_SOURCE MATERIAL_
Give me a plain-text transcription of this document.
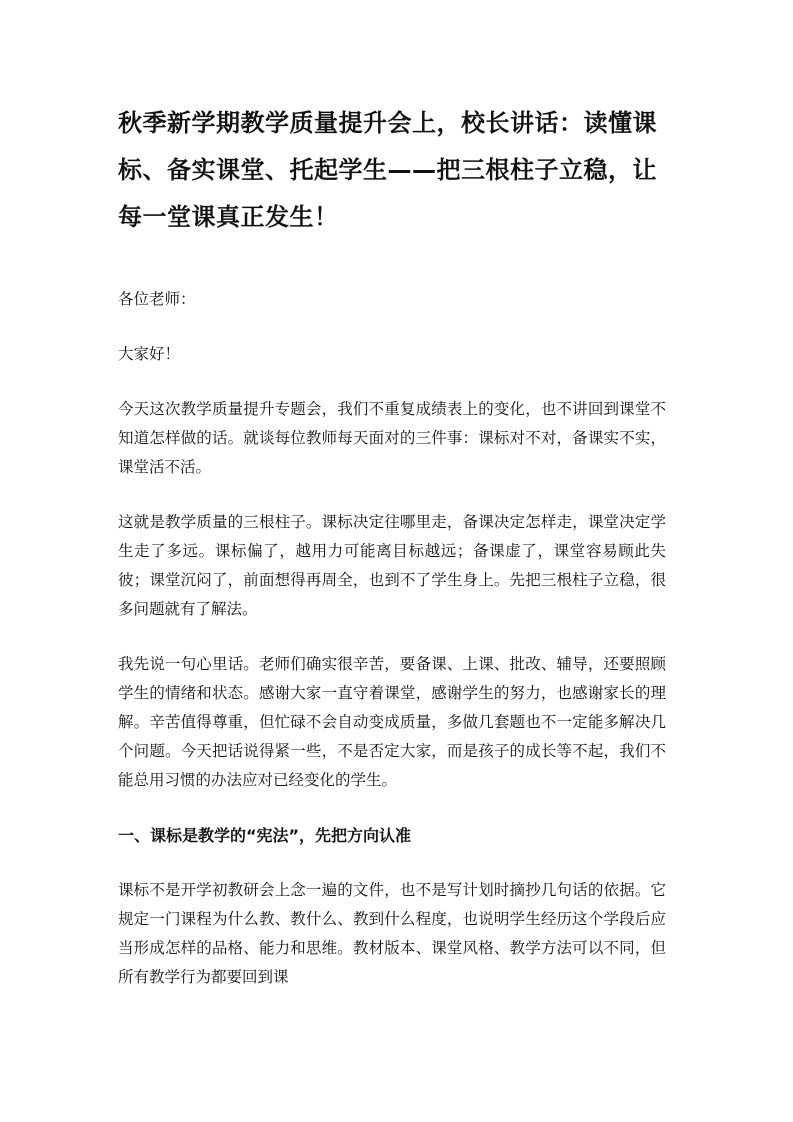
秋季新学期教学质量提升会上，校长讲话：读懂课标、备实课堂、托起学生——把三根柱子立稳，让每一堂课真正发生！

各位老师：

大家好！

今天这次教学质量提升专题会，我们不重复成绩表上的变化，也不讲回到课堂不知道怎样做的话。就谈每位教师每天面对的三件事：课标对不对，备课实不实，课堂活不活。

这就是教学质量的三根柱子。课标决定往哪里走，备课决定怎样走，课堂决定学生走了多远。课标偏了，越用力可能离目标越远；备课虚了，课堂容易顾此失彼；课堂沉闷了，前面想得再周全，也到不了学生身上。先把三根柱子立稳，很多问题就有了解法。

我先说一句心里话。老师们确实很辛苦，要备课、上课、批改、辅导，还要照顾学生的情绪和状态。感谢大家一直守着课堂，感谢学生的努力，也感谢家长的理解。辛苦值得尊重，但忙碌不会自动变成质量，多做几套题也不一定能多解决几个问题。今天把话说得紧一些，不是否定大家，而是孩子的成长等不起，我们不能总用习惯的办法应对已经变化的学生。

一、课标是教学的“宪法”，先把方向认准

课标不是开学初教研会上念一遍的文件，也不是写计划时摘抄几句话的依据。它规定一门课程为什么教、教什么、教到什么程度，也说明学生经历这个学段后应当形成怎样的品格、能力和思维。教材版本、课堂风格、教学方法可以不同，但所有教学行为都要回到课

--

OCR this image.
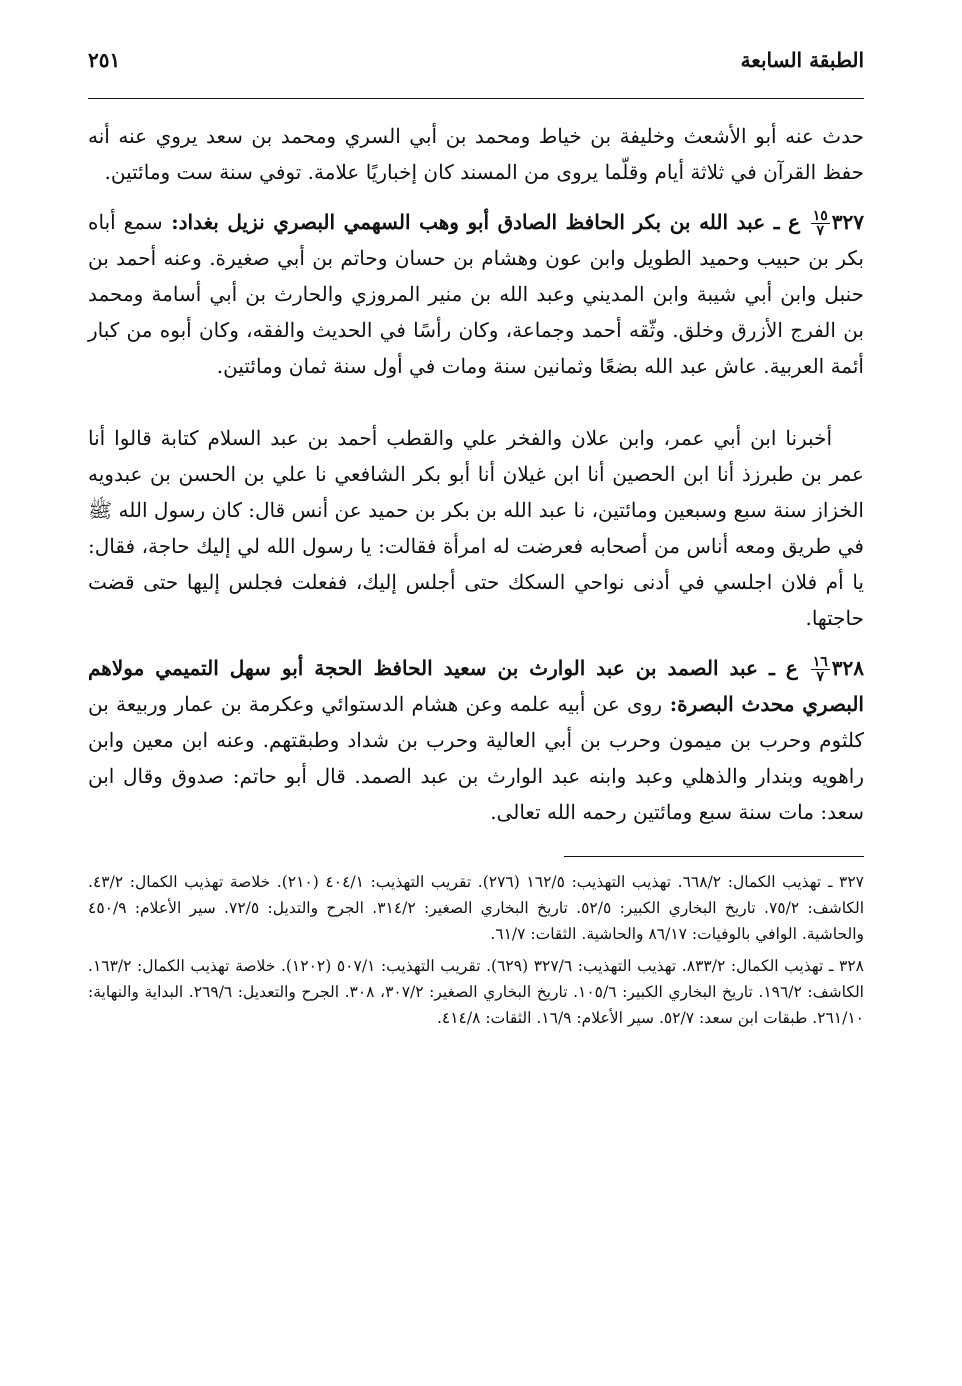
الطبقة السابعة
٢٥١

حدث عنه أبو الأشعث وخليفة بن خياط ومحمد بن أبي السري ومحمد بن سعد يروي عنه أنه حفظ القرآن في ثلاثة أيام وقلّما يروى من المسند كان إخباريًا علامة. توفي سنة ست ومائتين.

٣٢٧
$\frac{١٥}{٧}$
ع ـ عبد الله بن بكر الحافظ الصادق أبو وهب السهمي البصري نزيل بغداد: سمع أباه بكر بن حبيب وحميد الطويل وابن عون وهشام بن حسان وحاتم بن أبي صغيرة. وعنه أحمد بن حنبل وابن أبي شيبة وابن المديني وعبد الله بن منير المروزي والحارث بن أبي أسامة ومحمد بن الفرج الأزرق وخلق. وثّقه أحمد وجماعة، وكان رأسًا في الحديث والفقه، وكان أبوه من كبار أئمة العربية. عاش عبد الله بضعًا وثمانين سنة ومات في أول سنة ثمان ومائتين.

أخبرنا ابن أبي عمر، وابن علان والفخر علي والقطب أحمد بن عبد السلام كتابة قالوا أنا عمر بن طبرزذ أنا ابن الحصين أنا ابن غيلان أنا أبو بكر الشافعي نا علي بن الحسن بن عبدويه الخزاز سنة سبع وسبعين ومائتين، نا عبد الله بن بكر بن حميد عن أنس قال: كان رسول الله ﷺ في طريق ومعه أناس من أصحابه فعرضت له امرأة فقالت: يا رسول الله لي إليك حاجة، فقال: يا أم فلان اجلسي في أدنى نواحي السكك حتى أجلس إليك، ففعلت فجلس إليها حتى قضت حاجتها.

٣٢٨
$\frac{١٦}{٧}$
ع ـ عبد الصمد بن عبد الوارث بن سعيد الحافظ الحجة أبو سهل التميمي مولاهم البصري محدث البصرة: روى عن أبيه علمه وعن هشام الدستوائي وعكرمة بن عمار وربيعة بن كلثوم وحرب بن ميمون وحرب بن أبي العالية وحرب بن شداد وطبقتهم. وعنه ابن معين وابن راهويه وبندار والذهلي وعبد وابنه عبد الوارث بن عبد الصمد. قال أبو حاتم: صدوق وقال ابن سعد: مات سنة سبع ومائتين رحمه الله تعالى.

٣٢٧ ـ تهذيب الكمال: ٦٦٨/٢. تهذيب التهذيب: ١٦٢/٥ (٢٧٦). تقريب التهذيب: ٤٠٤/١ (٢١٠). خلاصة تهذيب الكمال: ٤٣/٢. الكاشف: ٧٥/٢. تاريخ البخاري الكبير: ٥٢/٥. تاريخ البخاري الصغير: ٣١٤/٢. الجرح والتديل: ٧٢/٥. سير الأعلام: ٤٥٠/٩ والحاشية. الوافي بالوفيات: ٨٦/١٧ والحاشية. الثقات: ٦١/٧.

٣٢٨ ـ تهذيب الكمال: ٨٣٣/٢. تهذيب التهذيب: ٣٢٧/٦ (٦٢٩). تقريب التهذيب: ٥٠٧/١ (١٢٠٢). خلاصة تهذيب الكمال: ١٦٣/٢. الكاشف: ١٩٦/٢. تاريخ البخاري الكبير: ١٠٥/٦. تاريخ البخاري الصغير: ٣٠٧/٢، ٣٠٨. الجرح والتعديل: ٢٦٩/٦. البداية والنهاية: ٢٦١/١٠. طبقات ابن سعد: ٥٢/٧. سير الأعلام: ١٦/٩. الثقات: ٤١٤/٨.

...

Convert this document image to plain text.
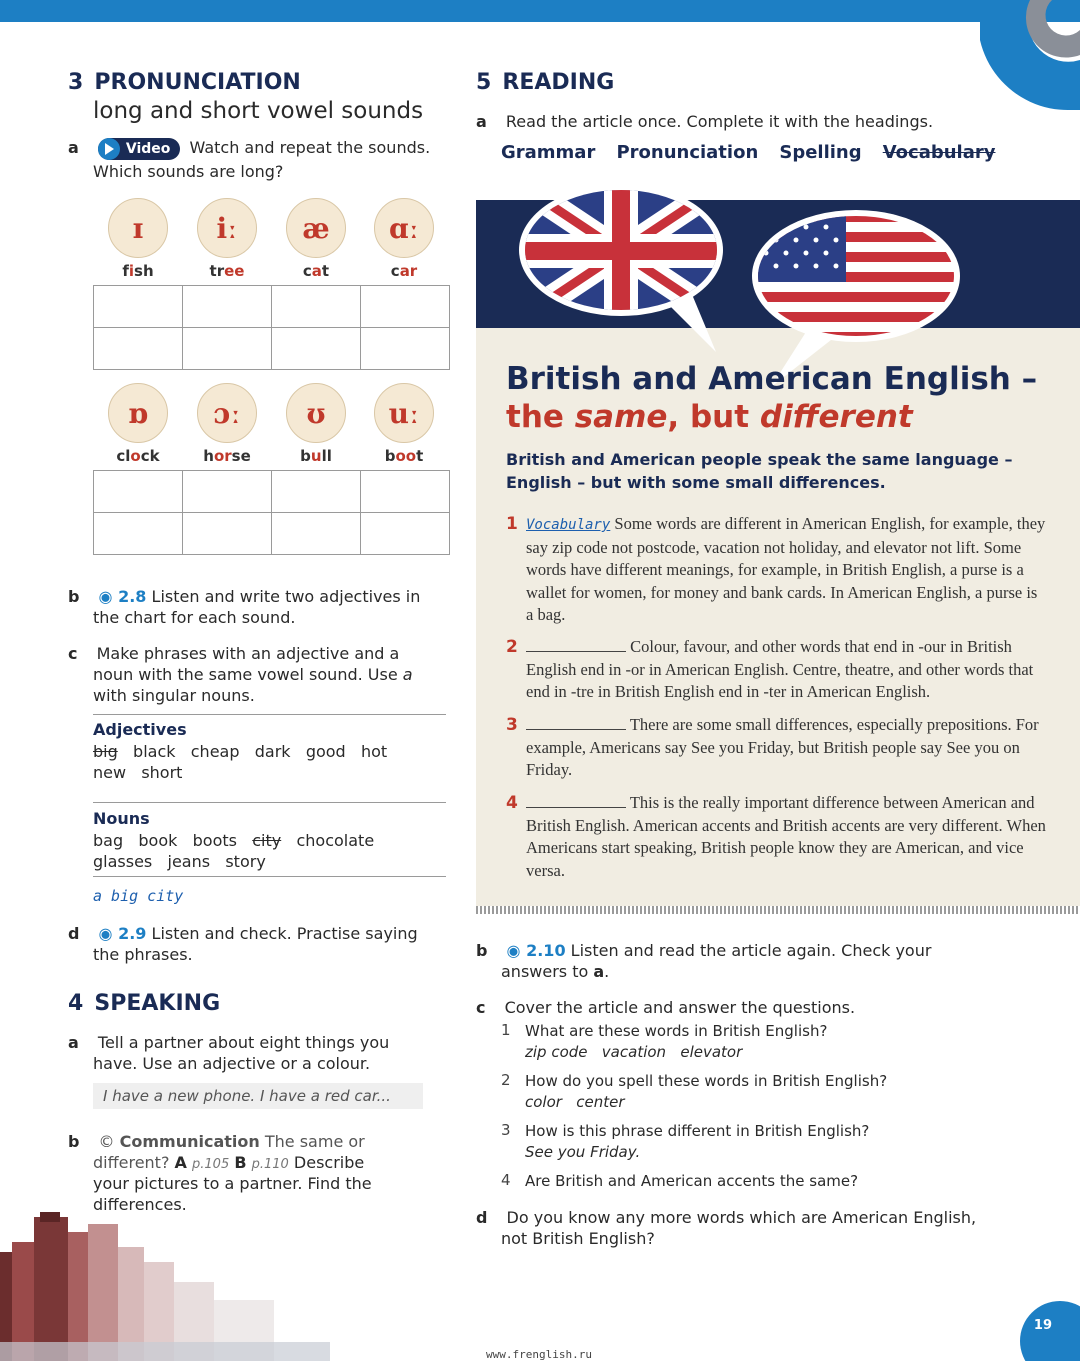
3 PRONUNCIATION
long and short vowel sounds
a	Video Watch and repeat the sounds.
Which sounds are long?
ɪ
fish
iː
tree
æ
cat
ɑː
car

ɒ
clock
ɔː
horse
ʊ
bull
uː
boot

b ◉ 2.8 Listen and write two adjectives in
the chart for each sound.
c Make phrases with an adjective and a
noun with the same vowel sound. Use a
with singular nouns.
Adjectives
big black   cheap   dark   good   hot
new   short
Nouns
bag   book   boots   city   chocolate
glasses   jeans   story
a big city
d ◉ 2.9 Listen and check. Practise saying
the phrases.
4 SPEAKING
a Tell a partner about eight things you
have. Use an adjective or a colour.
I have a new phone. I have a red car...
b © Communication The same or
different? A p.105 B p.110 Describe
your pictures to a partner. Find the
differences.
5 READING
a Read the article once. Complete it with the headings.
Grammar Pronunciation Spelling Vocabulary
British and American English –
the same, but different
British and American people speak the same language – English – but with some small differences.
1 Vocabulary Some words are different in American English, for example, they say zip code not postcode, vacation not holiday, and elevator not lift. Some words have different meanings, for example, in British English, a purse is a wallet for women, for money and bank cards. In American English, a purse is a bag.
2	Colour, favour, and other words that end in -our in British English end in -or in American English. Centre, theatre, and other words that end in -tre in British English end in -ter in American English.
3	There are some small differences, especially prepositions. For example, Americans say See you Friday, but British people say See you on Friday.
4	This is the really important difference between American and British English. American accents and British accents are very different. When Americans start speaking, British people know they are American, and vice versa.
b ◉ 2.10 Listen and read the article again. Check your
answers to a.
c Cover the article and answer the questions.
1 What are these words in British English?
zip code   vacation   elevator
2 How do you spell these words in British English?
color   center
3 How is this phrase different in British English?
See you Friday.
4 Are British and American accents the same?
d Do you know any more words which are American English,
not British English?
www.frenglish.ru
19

_WRITTEN PROBLEM_
Extract every line above that contains the word "image".

_ANSWER_
OCR this image.
Convert this document image to plain text.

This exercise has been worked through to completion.